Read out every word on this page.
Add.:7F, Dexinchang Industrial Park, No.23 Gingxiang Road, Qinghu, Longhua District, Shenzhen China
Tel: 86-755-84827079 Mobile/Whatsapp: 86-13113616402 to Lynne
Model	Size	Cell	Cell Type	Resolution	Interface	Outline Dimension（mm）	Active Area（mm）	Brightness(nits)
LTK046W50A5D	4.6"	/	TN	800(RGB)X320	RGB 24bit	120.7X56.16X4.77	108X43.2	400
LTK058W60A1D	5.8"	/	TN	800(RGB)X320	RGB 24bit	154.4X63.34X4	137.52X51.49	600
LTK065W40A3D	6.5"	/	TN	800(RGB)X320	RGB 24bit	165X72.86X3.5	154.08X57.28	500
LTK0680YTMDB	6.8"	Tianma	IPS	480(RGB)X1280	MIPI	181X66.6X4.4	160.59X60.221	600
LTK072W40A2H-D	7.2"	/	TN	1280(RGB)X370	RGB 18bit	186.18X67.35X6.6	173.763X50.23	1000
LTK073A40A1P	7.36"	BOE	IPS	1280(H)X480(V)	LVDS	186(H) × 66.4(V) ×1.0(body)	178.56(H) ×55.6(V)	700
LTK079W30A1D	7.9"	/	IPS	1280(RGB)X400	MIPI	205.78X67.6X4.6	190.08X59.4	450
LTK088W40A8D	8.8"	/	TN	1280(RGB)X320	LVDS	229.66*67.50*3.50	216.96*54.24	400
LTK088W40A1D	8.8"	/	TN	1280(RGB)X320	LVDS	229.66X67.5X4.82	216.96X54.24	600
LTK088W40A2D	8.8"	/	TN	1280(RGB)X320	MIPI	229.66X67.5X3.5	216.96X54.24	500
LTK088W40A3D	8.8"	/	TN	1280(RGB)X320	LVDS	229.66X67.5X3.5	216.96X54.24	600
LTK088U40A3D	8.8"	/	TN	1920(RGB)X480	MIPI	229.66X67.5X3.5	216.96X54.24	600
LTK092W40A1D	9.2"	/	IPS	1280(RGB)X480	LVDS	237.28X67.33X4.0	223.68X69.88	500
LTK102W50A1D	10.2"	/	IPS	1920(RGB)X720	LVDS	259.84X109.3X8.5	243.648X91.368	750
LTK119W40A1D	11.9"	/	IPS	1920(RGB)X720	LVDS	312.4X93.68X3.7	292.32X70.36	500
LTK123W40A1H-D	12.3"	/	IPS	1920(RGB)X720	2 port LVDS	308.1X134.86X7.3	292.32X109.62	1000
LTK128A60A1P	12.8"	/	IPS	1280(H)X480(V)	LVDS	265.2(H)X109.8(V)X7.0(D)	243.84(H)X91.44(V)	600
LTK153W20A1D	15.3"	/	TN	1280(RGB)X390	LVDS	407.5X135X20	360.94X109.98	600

========================

▸ Exercise directions: Can you give every line above again, exactly as written?

▸ Written answer:
Read out every word on this page.
Add.:7F, Dexinchang Industrial Park, No.23 Gingxiang Road, Qinghu, Longhua District, Shenzhen China
Tel: 86-755-84827079 Mobile/Whatsapp: 86-13113616402 to Lynne
Model	Size	Cell	Cell Type	Resolution	Interface	Outline Dimension（mm）	Active Area（mm）	Brightness(nits)
LTK046W50A5D	4.6"	/	TN	800(RGB)X320	RGB 24bit	120.7X56.16X4.77	108X43.2	400
LTK058W60A1D	5.8"	/	TN	800(RGB)X320	RGB 24bit	154.4X63.34X4	137.52X51.49	600
LTK065W40A3D	6.5"	/	TN	800(RGB)X320	RGB 24bit	165X72.86X3.5	154.08X57.28	500
LTK0680YTMDB	6.8"	Tianma	IPS	480(RGB)X1280	MIPI	181X66.6X4.4	160.59X60.221	600
LTK072W40A2H-D	7.2"	/	TN	1280(RGB)X370	RGB 18bit	186.18X67.35X6.6	173.763X50.23	1000
LTK073A40A1P	7.36"	BOE	IPS	1280(H)X480(V)	LVDS	186(H) × 66.4(V) ×1.0(body)	178.56(H) ×55.6(V)	700
LTK079W30A1D	7.9"	/	IPS	1280(RGB)X400	MIPI	205.78X67.6X4.6	190.08X59.4	450
LTK088W40A8D	8.8"	/	TN	1280(RGB)X320	LVDS	229.66*67.50*3.50	216.96*54.24	400
LTK088W40A1D	8.8"	/	TN	1280(RGB)X320	LVDS	229.66X67.5X4.82	216.96X54.24	600
LTK088W40A2D	8.8"	/	TN	1280(RGB)X320	MIPI	229.66X67.5X3.5	216.96X54.24	500
LTK088W40A3D	8.8"	/	TN	1280(RGB)X320	LVDS	229.66X67.5X3.5	216.96X54.24	600
LTK088U40A3D	8.8"	/	TN	1920(RGB)X480	MIPI	229.66X67.5X3.5	216.96X54.24	600
LTK092W40A1D	9.2"	/	IPS	1280(RGB)X480	LVDS	237.28X67.33X4.0	223.68X69.88	500
LTK102W50A1D	10.2"	/	IPS	1920(RGB)X720	LVDS	259.84X109.3X8.5	243.648X91.368	750
LTK119W40A1D	11.9"	/	IPS	1920(RGB)X720	LVDS	312.4X93.68X3.7	292.32X70.36	500
LTK123W40A1H-D	12.3"	/	IPS	1920(RGB)X720	2 port LVDS	308.1X134.86X7.3	292.32X109.62	1000
LTK128A60A1P	12.8"	/	IPS	1280(H)X480(V)	LVDS	265.2(H)X109.8(V)X7.0(D)	243.84(H)X91.44(V)	600
LTK153W20A1D	15.3"	/	TN	1280(RGB)X390	LVDS	407.5X135X20	360.94X109.98	600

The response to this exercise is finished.